TO DO -> Copy out each line in the material below that has the word "乙球带负电".

PROVIDED RECORDS ->
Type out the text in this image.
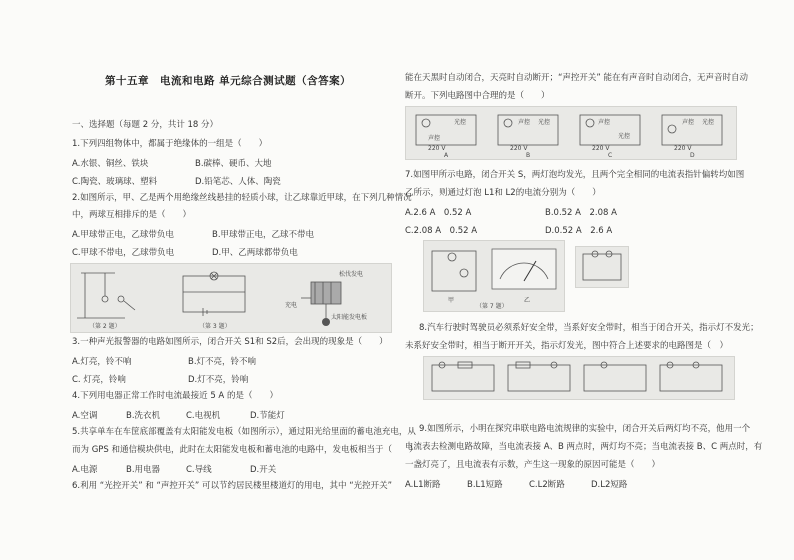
第十五章　电流和电路 单元综合测试题（含答案）
一、选择题（每题 2 分，共计 18 分）
1.下列四组物体中，都属于绝缘体的一组是（　　）
A.水银、铜丝、铁块	B.碳棒、硬币、大地
C.陶瓷、玻璃球、塑料	D.铅笔芯、人体、陶瓷
2.如图所示，甲、乙是两个用绝缘丝线悬挂的轻质小球，让乙球靠近甲球，在下列几种情况
中，两球互相排斥的是（　　）
A.甲球带正电，乙球带负电	B.甲球带正电，乙球不带电
C.甲球不带电，乙球带负电	D.甲、乙两球都带负电
（第 2 题）	（第 3 题）
松伐发电
充电
太阳能发电板
3.一种声光报警器的电路如图所示，闭合开关 S1和 S2后，会出现的现象是（　　）
A.灯亮，铃不响	B.灯不亮，铃不响
C. 灯亮，铃响	D.灯不亮，铃响
4.下列用电器正常工作时电流最接近 5 A 的是（　　）
A.空调	B.洗衣机	C.电视机	D.节能灯
5.共享单车在车筐底部覆盖有太阳能发电板（如图所示），通过阳光给里面的蓄电池充电，从
而为 GPS 和通信模块供电，此时在太阳能发电板和蓄电池的电路中，发电板相当于（　　）
A.电源	B.用电器	C.导线	D.开关
6.利用 “光控开关” 和 “声控开关” 可以节约居民楼里楼道灯的用电，其中 “光控开关”
能在天黑时自动闭合，天亮时自动断开；“声控开关” 能在有声音时自动闭合，无声音时自动
断开。下列电路图中合理的是（　　）
声控
光控
220 V
A
声控 光控
220 V
B
声控
光控
220 V
C
声控 光控
220 V
D
7.如图甲所示电路，闭合开关 S，两灯泡均发光，且两个完全相同的电流表指针偏转均如图
乙所示，则通过灯泡 L1和 L2的电流分别为（　　）
A.2.6 A　0.52 A	B.0.52 A　2.08 A
C.2.08 A　0.52 A	D.0.52 A　2.6 A
甲
（第 7 题）
乙
8.汽车行驶时驾驶员必须系好安全带，当系好安全带时，相当于闭合开关，指示灯不发光；
未系好安全带时，相当于断开开关，指示灯发光，图中符合上述要求的电路图是（　）
9.如图所示，小明在探究串联电路电流规律的实验中，闭合开关后两灯均不亮，他用一个
电流表去检测电路故障，当电流表接 A、B 两点时，两灯均不亮；当电流表接 B、C 两点时，有
一盏灯亮了，且电流表有示数，产生这一现象的原因可能是（　　）
A.L1断路	B.L1短路	C.L2断路	D.L2短路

TASK OUTPUT ->
A.甲球带正电，乙球带负电	B.甲球带正电，乙球不带电
C.甲球不带电，乙球带负电	D.甲、乙两球都带负电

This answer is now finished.